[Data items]
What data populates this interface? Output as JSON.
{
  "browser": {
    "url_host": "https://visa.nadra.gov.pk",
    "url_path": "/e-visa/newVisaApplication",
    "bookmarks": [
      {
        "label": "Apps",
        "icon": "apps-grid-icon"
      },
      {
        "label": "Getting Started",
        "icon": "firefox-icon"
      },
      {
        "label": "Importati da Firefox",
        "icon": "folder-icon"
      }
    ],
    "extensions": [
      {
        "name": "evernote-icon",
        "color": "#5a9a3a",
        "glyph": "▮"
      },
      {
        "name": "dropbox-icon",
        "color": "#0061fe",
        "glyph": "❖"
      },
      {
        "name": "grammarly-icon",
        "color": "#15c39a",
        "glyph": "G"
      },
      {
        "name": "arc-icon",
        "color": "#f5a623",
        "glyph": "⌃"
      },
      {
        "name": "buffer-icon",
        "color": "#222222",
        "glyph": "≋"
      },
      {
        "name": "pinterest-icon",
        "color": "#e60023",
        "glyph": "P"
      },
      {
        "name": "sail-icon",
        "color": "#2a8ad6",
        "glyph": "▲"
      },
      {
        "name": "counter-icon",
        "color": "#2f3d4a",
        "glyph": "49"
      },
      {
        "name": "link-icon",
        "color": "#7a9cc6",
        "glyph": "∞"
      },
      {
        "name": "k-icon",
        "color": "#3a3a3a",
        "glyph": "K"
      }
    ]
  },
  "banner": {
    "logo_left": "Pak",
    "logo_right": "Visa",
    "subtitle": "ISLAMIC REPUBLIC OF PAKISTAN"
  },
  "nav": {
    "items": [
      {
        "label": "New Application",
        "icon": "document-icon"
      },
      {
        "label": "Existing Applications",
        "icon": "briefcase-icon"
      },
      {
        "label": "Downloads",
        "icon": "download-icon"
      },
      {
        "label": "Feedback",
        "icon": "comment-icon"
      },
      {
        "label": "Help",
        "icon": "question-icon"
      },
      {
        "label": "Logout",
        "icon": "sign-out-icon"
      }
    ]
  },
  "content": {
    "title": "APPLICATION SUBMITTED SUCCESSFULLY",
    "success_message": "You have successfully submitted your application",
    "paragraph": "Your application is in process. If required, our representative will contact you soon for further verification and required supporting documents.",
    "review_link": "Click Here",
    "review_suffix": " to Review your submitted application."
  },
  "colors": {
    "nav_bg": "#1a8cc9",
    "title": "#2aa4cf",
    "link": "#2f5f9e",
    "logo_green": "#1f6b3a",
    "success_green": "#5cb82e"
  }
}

_Exercise description_:
Repeat the data verbatim.

_Answer for the task_:
What data populates this interface? Output as JSON.
{
  "browser": {
    "url_host": "https://visa.nadra.gov.pk",
    "url_path": "/e-visa/newVisaApplication",
    "bookmarks": [
      {
        "label": "Apps",
        "icon": "apps-grid-icon"
      },
      {
        "label": "Getting Started",
        "icon": "firefox-icon"
      },
      {
        "label": "Importati da Firefox",
        "icon": "folder-icon"
      }
    ],
    "extensions": [
      {
        "name": "evernote-icon",
        "color": "#5a9a3a",
        "glyph": "▮"
      },
      {
        "name": "dropbox-icon",
        "color": "#0061fe",
        "glyph": "❖"
      },
      {
        "name": "grammarly-icon",
        "color": "#15c39a",
        "glyph": "G"
      },
      {
        "name": "arc-icon",
        "color": "#f5a623",
        "glyph": "⌃"
      },
      {
        "name": "buffer-icon",
        "color": "#222222",
        "glyph": "≋"
      },
      {
        "name": "pinterest-icon",
        "color": "#e60023",
        "glyph": "P"
      },
      {
        "name": "sail-icon",
        "color": "#2a8ad6",
        "glyph": "▲"
      },
      {
        "name": "counter-icon",
        "color": "#2f3d4a",
        "glyph": "49"
      },
      {
        "name": "link-icon",
        "color": "#7a9cc6",
        "glyph": "∞"
      },
      {
        "name": "k-icon",
        "color": "#3a3a3a",
        "glyph": "K"
      }
    ]
  },
  "banner": {
    "logo_left": "Pak",
    "logo_right": "Visa",
    "subtitle": "ISLAMIC REPUBLIC OF PAKISTAN"
  },
  "nav": {
    "items": [
      {
        "label": "New Application",
        "icon": "document-icon"
      },
      {
        "label": "Existing Applications",
        "icon": "briefcase-icon"
      },
      {
        "label": "Downloads",
        "icon": "download-icon"
      },
      {
        "label": "Feedback",
        "icon": "comment-icon"
      },
      {
        "label": "Help",
        "icon": "question-icon"
      },
      {
        "label": "Logout",
        "icon": "sign-out-icon"
      }
    ]
  },
  "content": {
    "title": "APPLICATION SUBMITTED SUCCESSFULLY",
    "success_message": "You have successfully submitted your application",
    "paragraph": "Your application is in process. If required, our representative will contact you soon for further verification and required supporting documents.",
    "review_link": "Click Here",
    "review_suffix": " to Review your submitted application."
  },
  "colors": {
    "nav_bg": "#1a8cc9",
    "title": "#2aa4cf",
    "link": "#2f5f9e",
    "logo_green": "#1f6b3a",
    "success_green": "#5cb82e"
  }
}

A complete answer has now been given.